§ Material for the task:

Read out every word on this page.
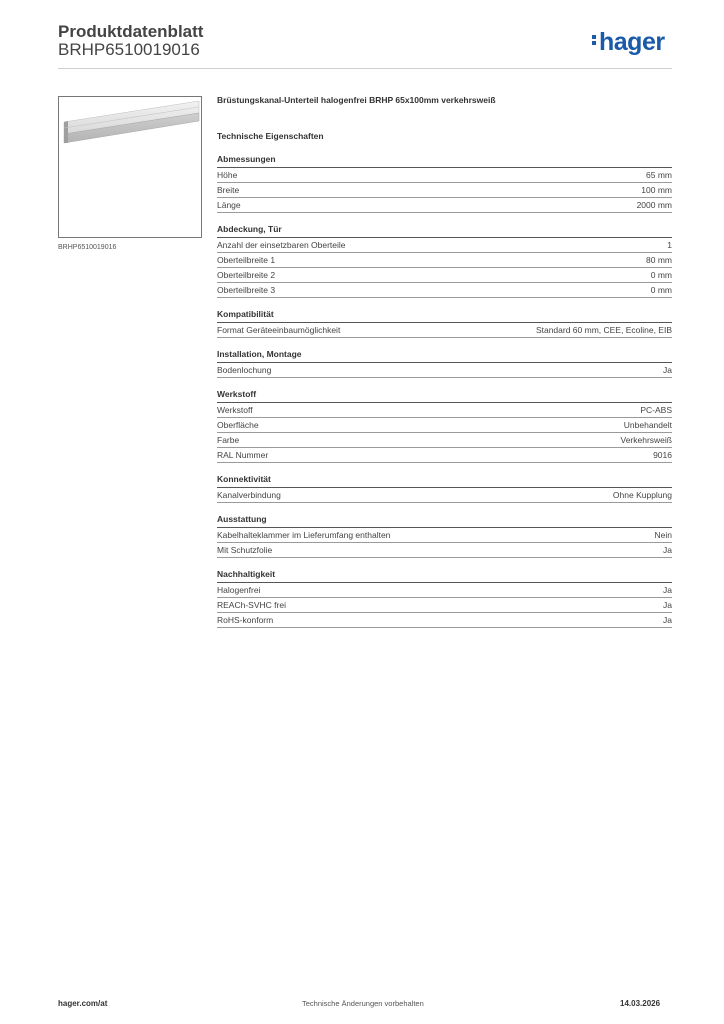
Produktdatenblatt
BRHP6510019016	hager
BRHP6510019016
Brüstungskanal-Unterteil halogenfrei BRHP 65x100mm verkehrsweiß
Technische Eigenschaften
Abmessungen
Höhe	65 mm
Breite	100 mm
Länge	2000 mm
Abdeckung, Tür
Anzahl der einsetzbaren Oberteile	1
Oberteilbreite 1	80 mm
Oberteilbreite 2	0 mm
Oberteilbreite 3	0 mm
Kompatibilität
Format Geräteeinbaumöglichkeit	Standard 60 mm, CEE, Ecoline, EIB
Installation, Montage
Bodenlochung	Ja
Werkstoff
Werkstoff	PC-ABS
Oberfläche	Unbehandelt
Farbe	Verkehrsweiß
RAL Nummer	9016
Konnektivität
Kanalverbindung	Ohne Kupplung
Ausstattung
Kabelhalteklammer im Lieferumfang enthalten	Nein
Mit Schutzfolie	Ja
Nachhaltigkeit
Halogenfrei	Ja
REACh-SVHC frei	Ja
RoHS-konform	Ja
hager.com/at	Technische Änderungen vorbehalten	14.03.2026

§ Exercise task: Except for the pictures, print the data above exactly.

§ Answer for this exercise:
Read out every word on this page.
Produktdatenblatt
BRHP6510019016	hager
BRHP6510019016
Brüstungskanal-Unterteil halogenfrei BRHP 65x100mm verkehrsweiß
Technische Eigenschaften
Abmessungen
Höhe	65 mm
Breite	100 mm
Länge	2000 mm
Abdeckung, Tür
Anzahl der einsetzbaren Oberteile	1
Oberteilbreite 1	80 mm
Oberteilbreite 2	0 mm
Oberteilbreite 3	0 mm
Kompatibilität
Format Geräteeinbaumöglichkeit	Standard 60 mm, CEE, Ecoline, EIB
Installation, Montage
Bodenlochung	Ja
Werkstoff
Werkstoff	PC-ABS
Oberfläche	Unbehandelt
Farbe	Verkehrsweiß
RAL Nummer	9016
Konnektivität
Kanalverbindung	Ohne Kupplung
Ausstattung
Kabelhalteklammer im Lieferumfang enthalten	Nein
Mit Schutzfolie	Ja
Nachhaltigkeit
Halogenfrei	Ja
REACh-SVHC frei	Ja
RoHS-konform	Ja
hager.com/at	Technische Änderungen vorbehalten	14.03.2026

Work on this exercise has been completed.